- [Written request]:
Copy each line of the listing below exactly.

Saved entries
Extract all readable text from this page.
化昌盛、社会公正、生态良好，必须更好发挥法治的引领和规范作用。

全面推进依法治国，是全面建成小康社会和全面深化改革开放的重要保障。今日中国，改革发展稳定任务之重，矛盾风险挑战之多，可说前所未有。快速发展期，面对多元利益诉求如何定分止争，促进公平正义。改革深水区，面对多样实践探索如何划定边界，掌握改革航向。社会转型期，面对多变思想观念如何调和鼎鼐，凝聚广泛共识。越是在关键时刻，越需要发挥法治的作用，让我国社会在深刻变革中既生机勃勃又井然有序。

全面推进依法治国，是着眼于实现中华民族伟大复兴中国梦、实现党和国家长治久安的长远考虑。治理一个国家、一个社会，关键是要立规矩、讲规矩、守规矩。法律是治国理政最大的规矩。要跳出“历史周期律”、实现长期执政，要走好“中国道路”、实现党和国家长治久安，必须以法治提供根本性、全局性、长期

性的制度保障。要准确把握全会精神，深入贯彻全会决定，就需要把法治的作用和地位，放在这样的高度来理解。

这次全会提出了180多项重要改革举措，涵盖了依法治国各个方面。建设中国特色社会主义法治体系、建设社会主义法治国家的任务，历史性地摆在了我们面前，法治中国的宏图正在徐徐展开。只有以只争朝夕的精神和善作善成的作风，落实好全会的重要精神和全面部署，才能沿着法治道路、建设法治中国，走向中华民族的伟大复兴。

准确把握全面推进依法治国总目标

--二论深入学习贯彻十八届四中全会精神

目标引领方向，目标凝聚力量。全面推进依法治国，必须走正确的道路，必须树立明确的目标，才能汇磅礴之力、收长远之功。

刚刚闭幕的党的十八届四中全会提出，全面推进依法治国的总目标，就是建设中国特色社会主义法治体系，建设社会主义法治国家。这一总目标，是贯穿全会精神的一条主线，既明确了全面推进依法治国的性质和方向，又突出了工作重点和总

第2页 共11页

- [Full answer]:
Extract all readable text from this page.
化昌盛、社会公正、生态良好，必须更好发挥法治的引领和规范作用。

全面推进依法治国，是全面建成小康社会和全面深化改革开放的重要保障。今日中国，改革发展稳定任务之重，矛盾风险挑战之多，可说前所未有。快速发展期，面对多元利益诉求如何定分止争，促进公平正义。改革深水区，面对多样实践探索如何划定边界，掌握改革航向。社会转型期，面对多变思想观念如何调和鼎鼐，凝聚广泛共识。越是在关键时刻，越需要发挥法治的作用，让我国社会在深刻变革中既生机勃勃又井然有序。

全面推进依法治国，是着眼于实现中华民族伟大复兴中国梦、实现党和国家长治久安的长远考虑。治理一个国家、一个社会，关键是要立规矩、讲规矩、守规矩。法律是治国理政最大的规矩。要跳出“历史周期律”、实现长期执政，要走好“中国道路”、实现党和国家长治久安，必须以法治提供根本性、全局性、长期

性的制度保障。要准确把握全会精神，深入贯彻全会决定，就需要把法治的作用和地位，放在这样的高度来理解。

这次全会提出了180多项重要改革举措，涵盖了依法治国各个方面。建设中国特色社会主义法治体系、建设社会主义法治国家的任务，历史性地摆在了我们面前，法治中国的宏图正在徐徐展开。只有以只争朝夕的精神和善作善成的作风，落实好全会的重要精神和全面部署，才能沿着法治道路、建设法治中国，走向中华民族的伟大复兴。

准确把握全面推进依法治国总目标

--二论深入学习贯彻十八届四中全会精神

目标引领方向，目标凝聚力量。全面推进依法治国，必须走正确的道路，必须树立明确的目标，才能汇磅礴之力、收长远之功。

刚刚闭幕的党的十八届四中全会提出，全面推进依法治国的总目标，就是建设中国特色社会主义法治体系，建设社会主义法治国家。这一总目标，是贯穿全会精神的一条主线，既明确了全面推进依法治国的性质和方向，又突出了工作重点和总

第2页 共11页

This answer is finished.